**Consigne A**
Relevez, s'il vous plaît, tous les métaux et alliages que l'extrait sur les bractéates cite comme matière de ces monnaies.
**Consigne B**
Reproduisez à l'identique le passage de l'extrait sur les bractéates qui va de « De la Suède, l'usage » à « bractéates plus anciennes. ».

**Extrait choisi**
De la Suède, l'usage des bractéates se transmit en Danemark, et par la suite aux provinces de l'empire Germanique.

Nous avons déjà remarqué que les bractéates sont plus communes en Allemagne qu'ailleurs : la raison en est simple ; c'est une suite de la constitution même de l'état Germanique, composé d'un nombre infini de souverains, et de plusieurs cités libres qui sous différents titres ont joui du droit de battre monnaie, prodigué par les successeurs de Charlemagne, avec tant d'autres droits régaliens.

C'est au Xe siècle que l'usage des bractéates est devenu commun dans la Germanie, du-moins l'époque de celles qu'on a découvertes ne remonte point au-delà; ni le cabinet du duc de Saxe-Gotha, ni celui de l'abbaye de Gottian en basse Autriche, les deux plus riches dans ce genre que connaisse M. Schoepflin n'offrent point de bractéates plus anciennes.

Les mines d'argent découvertes alors en basse Saxe, n'empêchèrent point cette monnaie faible de s'introduire dans le pays et de s'y perpétuer. D'autres provinces d'Allemagne ont aussi leurs mines d'argent, trouvées peu après celle de la basse Saxe : l'Alsace a les siennes ; cependant ces provinces et l'Alsace ont fabriqué longtemps des bractéates. Strasbourg a continué jusqu'au XVIe siècle, et la ville de Bâle persévère encore aujourd'hui dans cet usage, qui atteste peut-être moins l'indigence des siècles barbares, que la méfiance des anciens allemands, en garde alors, comme au temps de Tacite, contre les monnaies fourrées.

Tilemann Frise et Doèderlin prétendent que les premières bractéates sont les plus fines, et qu'insensiblement le titre s'en est altéré de plus en plus. Cela se peut ; cependant les bractéates trouvées par M. Schoepflin sont presque toutes de différent titre, quoique toutes paraissent du même âge. Ce sont les Italiens qui portèrent en Allemagne l'art des alliages ; par la suite le cuivre a tellement prévalu dans quelques pièces de cette monnaie que les antiquaires ont cru trouver des bractéates de bronze. M. Schoepflin en a Ve quelques-unes en or, mais elles ne sont pas fort anciennes ; il en connait aussi quelques-unes de bi-latérales, mais elles sont si rares, que cette exception n'empêche pas qu'on ne doive, généralement parlant, définir les bractéates des monnaies à feuilles d'argent frappées en creux sur un seul côté.

**Données enregistrées**
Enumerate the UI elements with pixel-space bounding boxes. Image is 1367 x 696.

**Réponse finale A**
argent, cuivre, bronze, or

**Réponse finale B**
De la Suède, l'usage des bractéates se transmit en Danemark, et par la suite aux provinces de l'empire Germanique.

Nous avons déjà remarqué que les bractéates sont plus communes en Allemagne qu'ailleurs : la raison en est simple ; c'est une suite de la constitution même de l'état Germanique, composé d'un nombre infini de souverains, et de plusieurs cités libres qui sous différents titres ont joui du droit de battre monnaie, prodigué par les successeurs de Charlemagne, avec tant d'autres droits régaliens.

C'est au Xe siècle que l'usage des bractéates est devenu commun dans la Germanie, du-moins l'époque de celles qu'on a découvertes ne remonte point au-delà; ni le cabinet du duc de Saxe-Gotha, ni celui de l'abbaye de Gottian en basse Autriche, les deux plus riches dans ce genre que connaisse M. Schoepflin n'offrent point de bractéates plus anciennes.